-- begin SUPPLIED INFORMATION --
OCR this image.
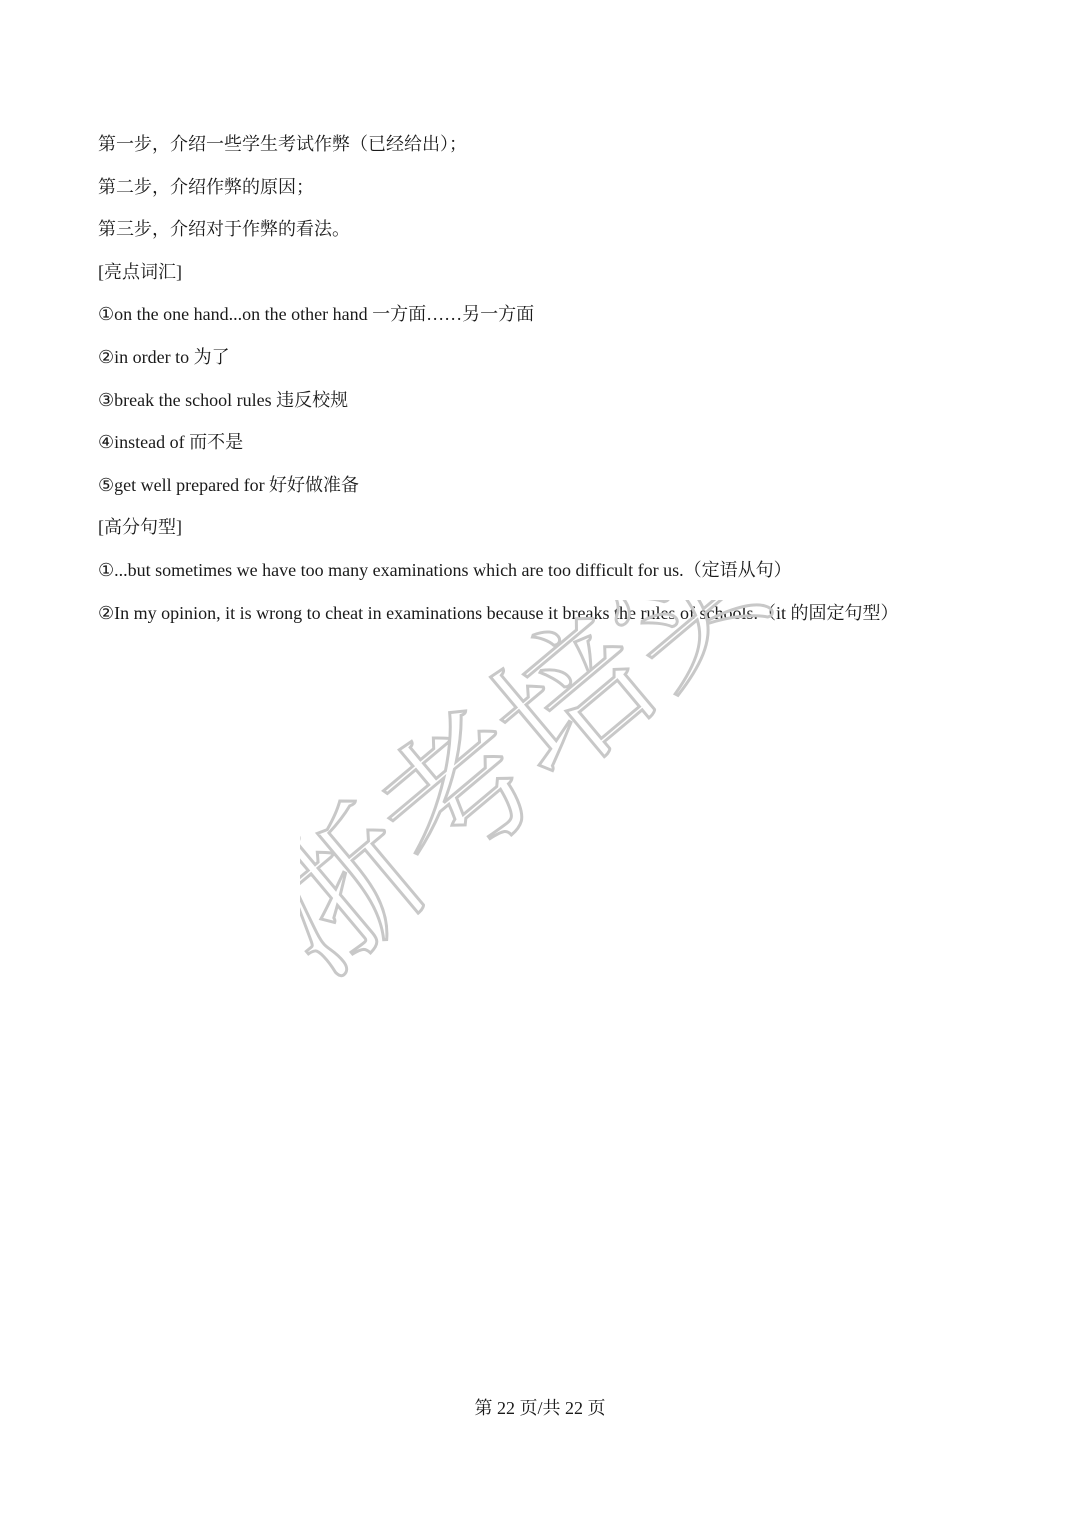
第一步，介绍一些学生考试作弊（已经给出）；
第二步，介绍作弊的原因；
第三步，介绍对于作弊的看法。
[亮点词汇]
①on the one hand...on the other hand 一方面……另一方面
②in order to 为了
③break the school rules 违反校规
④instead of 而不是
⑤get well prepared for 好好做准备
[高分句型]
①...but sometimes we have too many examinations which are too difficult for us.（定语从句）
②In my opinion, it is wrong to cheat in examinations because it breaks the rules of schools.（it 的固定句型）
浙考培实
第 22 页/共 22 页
-- end SUPPLIED INFORMATION --
-- begin SUPPLIED INFORMATION --
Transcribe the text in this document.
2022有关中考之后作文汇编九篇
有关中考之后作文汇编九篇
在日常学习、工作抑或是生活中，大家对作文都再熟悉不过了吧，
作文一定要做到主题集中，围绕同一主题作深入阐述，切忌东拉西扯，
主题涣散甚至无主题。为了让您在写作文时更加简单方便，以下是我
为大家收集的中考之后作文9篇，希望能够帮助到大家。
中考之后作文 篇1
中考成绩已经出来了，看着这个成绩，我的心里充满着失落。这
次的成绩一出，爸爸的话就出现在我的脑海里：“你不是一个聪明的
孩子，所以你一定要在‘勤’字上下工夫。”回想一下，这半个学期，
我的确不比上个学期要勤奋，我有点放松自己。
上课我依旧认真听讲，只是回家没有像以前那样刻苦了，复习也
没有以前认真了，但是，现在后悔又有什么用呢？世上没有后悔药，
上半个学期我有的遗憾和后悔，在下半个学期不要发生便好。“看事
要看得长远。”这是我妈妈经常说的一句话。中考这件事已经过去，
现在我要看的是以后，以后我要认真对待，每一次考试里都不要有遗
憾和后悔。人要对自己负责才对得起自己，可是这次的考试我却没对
-- end SUPPLIED INFORMATION --
-- begin SUPPLIED INFORMATION --
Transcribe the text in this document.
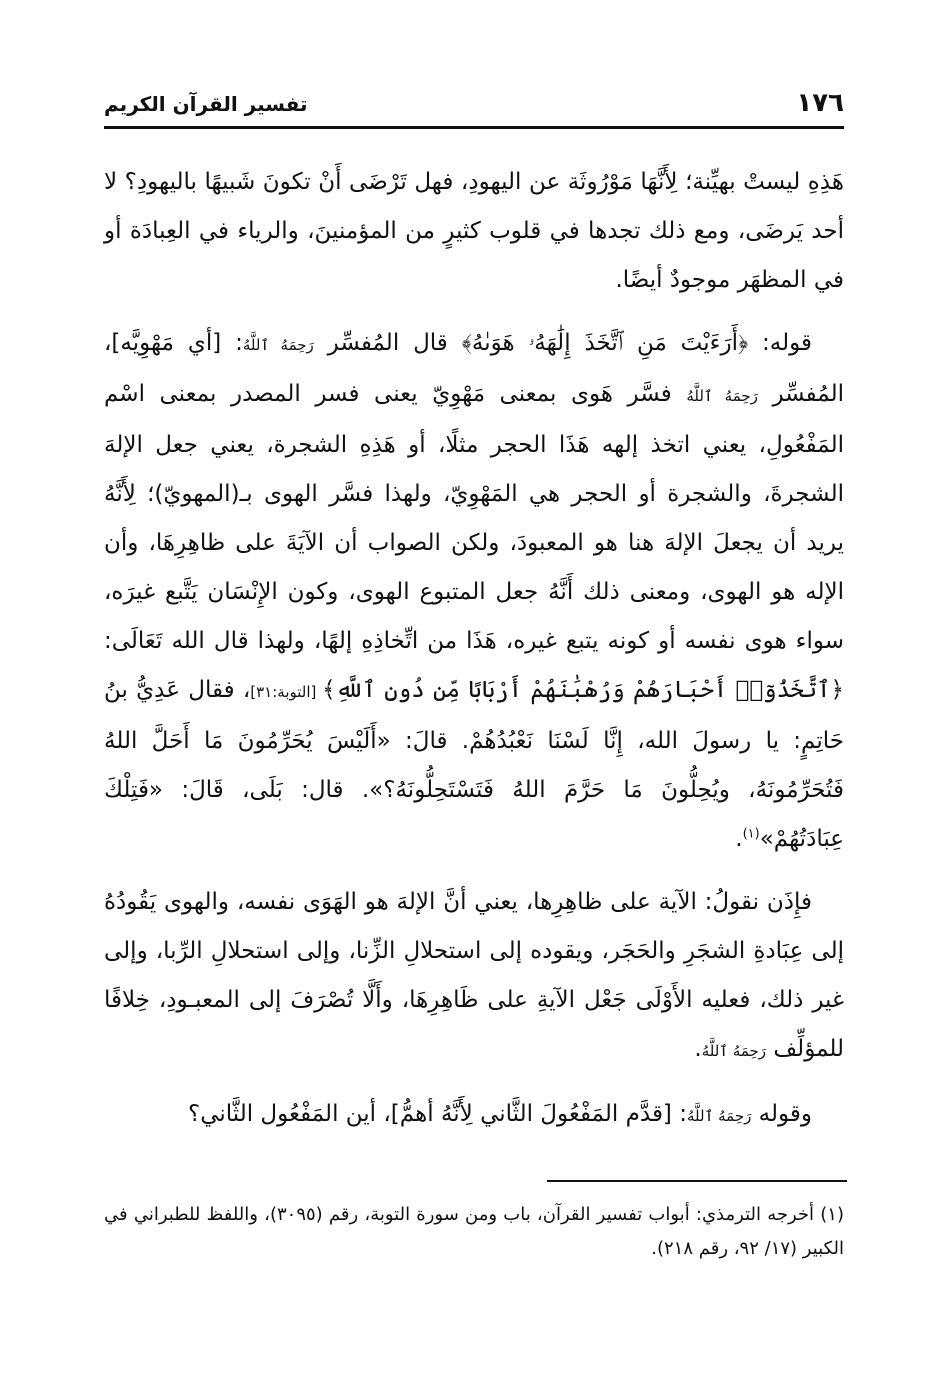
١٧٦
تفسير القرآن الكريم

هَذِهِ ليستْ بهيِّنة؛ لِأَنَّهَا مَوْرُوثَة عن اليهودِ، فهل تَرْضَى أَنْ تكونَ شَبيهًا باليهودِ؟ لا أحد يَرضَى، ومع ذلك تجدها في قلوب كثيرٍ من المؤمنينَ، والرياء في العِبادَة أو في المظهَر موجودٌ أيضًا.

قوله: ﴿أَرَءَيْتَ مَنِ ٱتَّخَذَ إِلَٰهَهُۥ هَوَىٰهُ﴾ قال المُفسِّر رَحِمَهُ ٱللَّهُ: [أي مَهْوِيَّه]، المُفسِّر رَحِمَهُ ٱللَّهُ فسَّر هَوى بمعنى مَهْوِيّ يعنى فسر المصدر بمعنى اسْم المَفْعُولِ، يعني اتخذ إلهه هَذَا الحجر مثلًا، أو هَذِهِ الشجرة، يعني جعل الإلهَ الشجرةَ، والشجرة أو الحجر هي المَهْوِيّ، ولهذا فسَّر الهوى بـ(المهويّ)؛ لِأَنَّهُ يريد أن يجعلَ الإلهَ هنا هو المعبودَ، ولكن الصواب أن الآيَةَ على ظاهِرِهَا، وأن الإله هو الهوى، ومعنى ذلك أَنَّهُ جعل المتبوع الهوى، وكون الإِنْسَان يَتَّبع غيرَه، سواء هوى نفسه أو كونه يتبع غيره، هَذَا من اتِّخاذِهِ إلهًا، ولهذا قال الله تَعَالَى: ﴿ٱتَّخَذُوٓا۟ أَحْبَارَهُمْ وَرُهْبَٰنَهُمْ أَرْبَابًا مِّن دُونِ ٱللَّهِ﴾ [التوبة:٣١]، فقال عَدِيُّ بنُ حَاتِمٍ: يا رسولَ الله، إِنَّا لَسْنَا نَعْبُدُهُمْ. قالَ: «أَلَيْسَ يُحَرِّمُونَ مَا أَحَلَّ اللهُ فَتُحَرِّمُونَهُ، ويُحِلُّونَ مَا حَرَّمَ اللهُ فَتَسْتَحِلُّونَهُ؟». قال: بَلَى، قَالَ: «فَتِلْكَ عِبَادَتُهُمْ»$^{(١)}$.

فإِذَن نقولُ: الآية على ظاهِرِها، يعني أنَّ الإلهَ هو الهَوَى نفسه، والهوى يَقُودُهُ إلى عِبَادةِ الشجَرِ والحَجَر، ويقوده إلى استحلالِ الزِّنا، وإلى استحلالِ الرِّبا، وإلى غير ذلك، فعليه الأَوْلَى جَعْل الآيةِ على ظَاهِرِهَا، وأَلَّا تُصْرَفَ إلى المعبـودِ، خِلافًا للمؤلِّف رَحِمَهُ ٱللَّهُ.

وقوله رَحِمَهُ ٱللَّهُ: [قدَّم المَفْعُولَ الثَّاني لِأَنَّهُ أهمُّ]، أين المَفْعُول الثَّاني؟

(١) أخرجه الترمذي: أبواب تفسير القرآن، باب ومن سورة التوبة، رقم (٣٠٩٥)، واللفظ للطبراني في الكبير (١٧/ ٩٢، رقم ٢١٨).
-- end SUPPLIED INFORMATION --
WORK REQUIRED:
Copy in full each line that holds the word "تفسير".

SOLVED EXERCISE:
تفسير القرآن الكريم
(١) أخرجه الترمذي: أبواب تفسير القرآن، باب ومن سورة التوبة، رقم (٣٠٩٥)، واللفظ للطبراني في الكبير (١٧/ ٩٢، رقم ٢١٨).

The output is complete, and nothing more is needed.